-- begin DATA PROVIDED --

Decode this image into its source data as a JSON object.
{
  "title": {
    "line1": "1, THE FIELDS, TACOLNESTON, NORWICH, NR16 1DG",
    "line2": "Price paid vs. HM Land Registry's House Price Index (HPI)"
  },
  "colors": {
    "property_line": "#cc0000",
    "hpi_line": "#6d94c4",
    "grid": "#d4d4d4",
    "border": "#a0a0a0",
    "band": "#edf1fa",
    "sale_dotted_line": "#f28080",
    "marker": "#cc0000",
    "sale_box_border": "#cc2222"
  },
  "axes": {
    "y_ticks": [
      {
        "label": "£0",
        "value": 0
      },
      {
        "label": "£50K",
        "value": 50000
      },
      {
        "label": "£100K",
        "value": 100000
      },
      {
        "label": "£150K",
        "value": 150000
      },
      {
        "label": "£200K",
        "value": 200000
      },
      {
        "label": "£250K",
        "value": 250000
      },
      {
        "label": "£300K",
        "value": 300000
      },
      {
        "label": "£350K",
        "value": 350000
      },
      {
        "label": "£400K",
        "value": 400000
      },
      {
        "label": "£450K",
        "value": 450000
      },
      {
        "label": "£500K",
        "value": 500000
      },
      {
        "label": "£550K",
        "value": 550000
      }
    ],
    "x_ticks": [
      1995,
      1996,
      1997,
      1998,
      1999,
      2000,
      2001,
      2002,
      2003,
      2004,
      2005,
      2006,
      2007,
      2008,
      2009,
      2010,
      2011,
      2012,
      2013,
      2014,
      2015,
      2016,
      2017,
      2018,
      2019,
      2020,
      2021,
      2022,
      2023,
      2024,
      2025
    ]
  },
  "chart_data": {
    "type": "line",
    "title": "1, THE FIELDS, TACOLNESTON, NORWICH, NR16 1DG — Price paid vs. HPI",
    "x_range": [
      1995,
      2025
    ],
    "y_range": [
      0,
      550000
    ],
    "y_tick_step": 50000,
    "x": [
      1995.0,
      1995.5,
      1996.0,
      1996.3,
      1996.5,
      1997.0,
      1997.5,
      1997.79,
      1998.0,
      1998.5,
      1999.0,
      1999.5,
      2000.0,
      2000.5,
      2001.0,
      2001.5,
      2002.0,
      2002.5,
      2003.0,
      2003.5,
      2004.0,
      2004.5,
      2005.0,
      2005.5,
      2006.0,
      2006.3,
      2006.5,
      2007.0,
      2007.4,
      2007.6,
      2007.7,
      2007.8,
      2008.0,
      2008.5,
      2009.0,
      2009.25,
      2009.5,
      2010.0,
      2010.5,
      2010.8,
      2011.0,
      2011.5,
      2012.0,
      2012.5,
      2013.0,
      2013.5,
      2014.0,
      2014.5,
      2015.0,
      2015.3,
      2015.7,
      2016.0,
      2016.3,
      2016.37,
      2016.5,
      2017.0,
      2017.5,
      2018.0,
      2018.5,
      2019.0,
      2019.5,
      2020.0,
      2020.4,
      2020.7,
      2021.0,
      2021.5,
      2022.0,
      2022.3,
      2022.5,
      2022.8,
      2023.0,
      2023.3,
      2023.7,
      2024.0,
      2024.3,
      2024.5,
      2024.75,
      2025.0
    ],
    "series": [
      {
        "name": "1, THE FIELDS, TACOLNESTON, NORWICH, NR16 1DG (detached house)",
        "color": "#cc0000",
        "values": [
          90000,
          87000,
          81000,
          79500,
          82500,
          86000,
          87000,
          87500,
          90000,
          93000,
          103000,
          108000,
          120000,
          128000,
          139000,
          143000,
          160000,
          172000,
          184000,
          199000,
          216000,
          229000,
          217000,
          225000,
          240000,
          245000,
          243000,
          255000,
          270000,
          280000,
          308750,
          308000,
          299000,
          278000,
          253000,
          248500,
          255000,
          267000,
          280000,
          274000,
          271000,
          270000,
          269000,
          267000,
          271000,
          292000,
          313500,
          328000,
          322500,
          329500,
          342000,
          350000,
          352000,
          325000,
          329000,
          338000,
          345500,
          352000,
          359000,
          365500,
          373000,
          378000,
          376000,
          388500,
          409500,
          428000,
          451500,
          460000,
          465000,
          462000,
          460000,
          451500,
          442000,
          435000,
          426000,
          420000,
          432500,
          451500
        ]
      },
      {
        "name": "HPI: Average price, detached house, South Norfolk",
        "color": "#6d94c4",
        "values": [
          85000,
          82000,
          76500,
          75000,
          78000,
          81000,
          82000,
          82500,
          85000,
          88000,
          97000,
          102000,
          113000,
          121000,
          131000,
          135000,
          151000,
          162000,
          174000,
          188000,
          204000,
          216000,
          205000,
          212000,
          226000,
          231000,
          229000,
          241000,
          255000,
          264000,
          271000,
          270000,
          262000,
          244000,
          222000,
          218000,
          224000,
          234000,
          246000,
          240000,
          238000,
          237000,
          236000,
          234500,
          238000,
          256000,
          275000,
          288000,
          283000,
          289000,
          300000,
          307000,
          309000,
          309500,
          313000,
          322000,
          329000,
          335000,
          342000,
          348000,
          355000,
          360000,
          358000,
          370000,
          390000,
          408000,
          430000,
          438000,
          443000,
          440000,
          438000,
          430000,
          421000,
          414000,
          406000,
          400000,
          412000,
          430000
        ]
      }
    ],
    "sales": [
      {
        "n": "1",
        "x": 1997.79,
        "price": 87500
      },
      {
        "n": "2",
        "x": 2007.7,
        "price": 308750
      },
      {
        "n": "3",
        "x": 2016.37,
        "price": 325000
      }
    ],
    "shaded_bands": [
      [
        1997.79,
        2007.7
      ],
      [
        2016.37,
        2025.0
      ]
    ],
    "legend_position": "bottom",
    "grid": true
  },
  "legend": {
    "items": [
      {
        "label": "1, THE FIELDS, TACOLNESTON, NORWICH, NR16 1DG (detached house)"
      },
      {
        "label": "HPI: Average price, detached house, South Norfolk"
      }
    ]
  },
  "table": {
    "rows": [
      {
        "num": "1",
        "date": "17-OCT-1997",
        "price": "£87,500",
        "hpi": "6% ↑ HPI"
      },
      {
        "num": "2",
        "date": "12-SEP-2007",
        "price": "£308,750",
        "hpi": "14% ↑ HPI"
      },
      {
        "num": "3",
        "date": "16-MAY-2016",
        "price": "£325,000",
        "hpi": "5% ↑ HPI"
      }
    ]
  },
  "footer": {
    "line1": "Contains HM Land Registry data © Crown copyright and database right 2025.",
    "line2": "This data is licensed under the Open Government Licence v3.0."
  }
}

-- end DATA PROVIDED --

## OBJECTIVE
Each entry above is to be set down again in exactly the same words.

## THE REPLY
Decode this image into its source data as a JSON object.
{
  "title": {
    "line1": "1, THE FIELDS, TACOLNESTON, NORWICH, NR16 1DG",
    "line2": "Price paid vs. HM Land Registry's House Price Index (HPI)"
  },
  "colors": {
    "property_line": "#cc0000",
    "hpi_line": "#6d94c4",
    "grid": "#d4d4d4",
    "border": "#a0a0a0",
    "band": "#edf1fa",
    "sale_dotted_line": "#f28080",
    "marker": "#cc0000",
    "sale_box_border": "#cc2222"
  },
  "axes": {
    "y_ticks": [
      {
        "label": "£0",
        "value": 0
      },
      {
        "label": "£50K",
        "value": 50000
      },
      {
        "label": "£100K",
        "value": 100000
      },
      {
        "label": "£150K",
        "value": 150000
      },
      {
        "label": "£200K",
        "value": 200000
      },
      {
        "label": "£250K",
        "value": 250000
      },
      {
        "label": "£300K",
        "value": 300000
      },
      {
        "label": "£350K",
        "value": 350000
      },
      {
        "label": "£400K",
        "value": 400000
      },
      {
        "label": "£450K",
        "value": 450000
      },
      {
        "label": "£500K",
        "value": 500000
      },
      {
        "label": "£550K",
        "value": 550000
      }
    ],
    "x_ticks": [
      1995,
      1996,
      1997,
      1998,
      1999,
      2000,
      2001,
      2002,
      2003,
      2004,
      2005,
      2006,
      2007,
      2008,
      2009,
      2010,
      2011,
      2012,
      2013,
      2014,
      2015,
      2016,
      2017,
      2018,
      2019,
      2020,
      2021,
      2022,
      2023,
      2024,
      2025
    ]
  },
  "chart_data": {
    "type": "line",
    "title": "1, THE FIELDS, TACOLNESTON, NORWICH, NR16 1DG — Price paid vs. HPI",
    "x_range": [
      1995,
      2025
    ],
    "y_range": [
      0,
      550000
    ],
    "y_tick_step": 50000,
    "x": [
      1995.0,
      1995.5,
      1996.0,
      1996.3,
      1996.5,
      1997.0,
      1997.5,
      1997.79,
      1998.0,
      1998.5,
      1999.0,
      1999.5,
      2000.0,
      2000.5,
      2001.0,
      2001.5,
      2002.0,
      2002.5,
      2003.0,
      2003.5,
      2004.0,
      2004.5,
      2005.0,
      2005.5,
      2006.0,
      2006.3,
      2006.5,
      2007.0,
      2007.4,
      2007.6,
      2007.7,
      2007.8,
      2008.0,
      2008.5,
      2009.0,
      2009.25,
      2009.5,
      2010.0,
      2010.5,
      2010.8,
      2011.0,
      2011.5,
      2012.0,
      2012.5,
      2013.0,
      2013.5,
      2014.0,
      2014.5,
      2015.0,
      2015.3,
      2015.7,
      2016.0,
      2016.3,
      2016.37,
      2016.5,
      2017.0,
      2017.5,
      2018.0,
      2018.5,
      2019.0,
      2019.5,
      2020.0,
      2020.4,
      2020.7,
      2021.0,
      2021.5,
      2022.0,
      2022.3,
      2022.5,
      2022.8,
      2023.0,
      2023.3,
      2023.7,
      2024.0,
      2024.3,
      2024.5,
      2024.75,
      2025.0
    ],
    "series": [
      {
        "name": "1, THE FIELDS, TACOLNESTON, NORWICH, NR16 1DG (detached house)",
        "color": "#cc0000",
        "values": [
          90000,
          87000,
          81000,
          79500,
          82500,
          86000,
          87000,
          87500,
          90000,
          93000,
          103000,
          108000,
          120000,
          128000,
          139000,
          143000,
          160000,
          172000,
          184000,
          199000,
          216000,
          229000,
          217000,
          225000,
          240000,
          245000,
          243000,
          255000,
          270000,
          280000,
          308750,
          308000,
          299000,
          278000,
          253000,
          248500,
          255000,
          267000,
          280000,
          274000,
          271000,
          270000,
          269000,
          267000,
          271000,
          292000,
          313500,
          328000,
          322500,
          329500,
          342000,
          350000,
          352000,
          325000,
          329000,
          338000,
          345500,
          352000,
          359000,
          365500,
          373000,
          378000,
          376000,
          388500,
          409500,
          428000,
          451500,
          460000,
          465000,
          462000,
          460000,
          451500,
          442000,
          435000,
          426000,
          420000,
          432500,
          451500
        ]
      },
      {
        "name": "HPI: Average price, detached house, South Norfolk",
        "color": "#6d94c4",
        "values": [
          85000,
          82000,
          76500,
          75000,
          78000,
          81000,
          82000,
          82500,
          85000,
          88000,
          97000,
          102000,
          113000,
          121000,
          131000,
          135000,
          151000,
          162000,
          174000,
          188000,
          204000,
          216000,
          205000,
          212000,
          226000,
          231000,
          229000,
          241000,
          255000,
          264000,
          271000,
          270000,
          262000,
          244000,
          222000,
          218000,
          224000,
          234000,
          246000,
          240000,
          238000,
          237000,
          236000,
          234500,
          238000,
          256000,
          275000,
          288000,
          283000,
          289000,
          300000,
          307000,
          309000,
          309500,
          313000,
          322000,
          329000,
          335000,
          342000,
          348000,
          355000,
          360000,
          358000,
          370000,
          390000,
          408000,
          430000,
          438000,
          443000,
          440000,
          438000,
          430000,
          421000,
          414000,
          406000,
          400000,
          412000,
          430000
        ]
      }
    ],
    "sales": [
      {
        "n": "1",
        "x": 1997.79,
        "price": 87500
      },
      {
        "n": "2",
        "x": 2007.7,
        "price": 308750
      },
      {
        "n": "3",
        "x": 2016.37,
        "price": 325000
      }
    ],
    "shaded_bands": [
      [
        1997.79,
        2007.7
      ],
      [
        2016.37,
        2025.0
      ]
    ],
    "legend_position": "bottom",
    "grid": true
  },
  "legend": {
    "items": [
      {
        "label": "1, THE FIELDS, TACOLNESTON, NORWICH, NR16 1DG (detached house)"
      },
      {
        "label": "HPI: Average price, detached house, South Norfolk"
      }
    ]
  },
  "table": {
    "rows": [
      {
        "num": "1",
        "date": "17-OCT-1997",
        "price": "£87,500",
        "hpi": "6% ↑ HPI"
      },
      {
        "num": "2",
        "date": "12-SEP-2007",
        "price": "£308,750",
        "hpi": "14% ↑ HPI"
      },
      {
        "num": "3",
        "date": "16-MAY-2016",
        "price": "£325,000",
        "hpi": "5% ↑ HPI"
      }
    ]
  },
  "footer": {
    "line1": "Contains HM Land Registry data © Crown copyright and database right 2025.",
    "line2": "This data is licensed under the Open Government Licence v3.0."
  }
}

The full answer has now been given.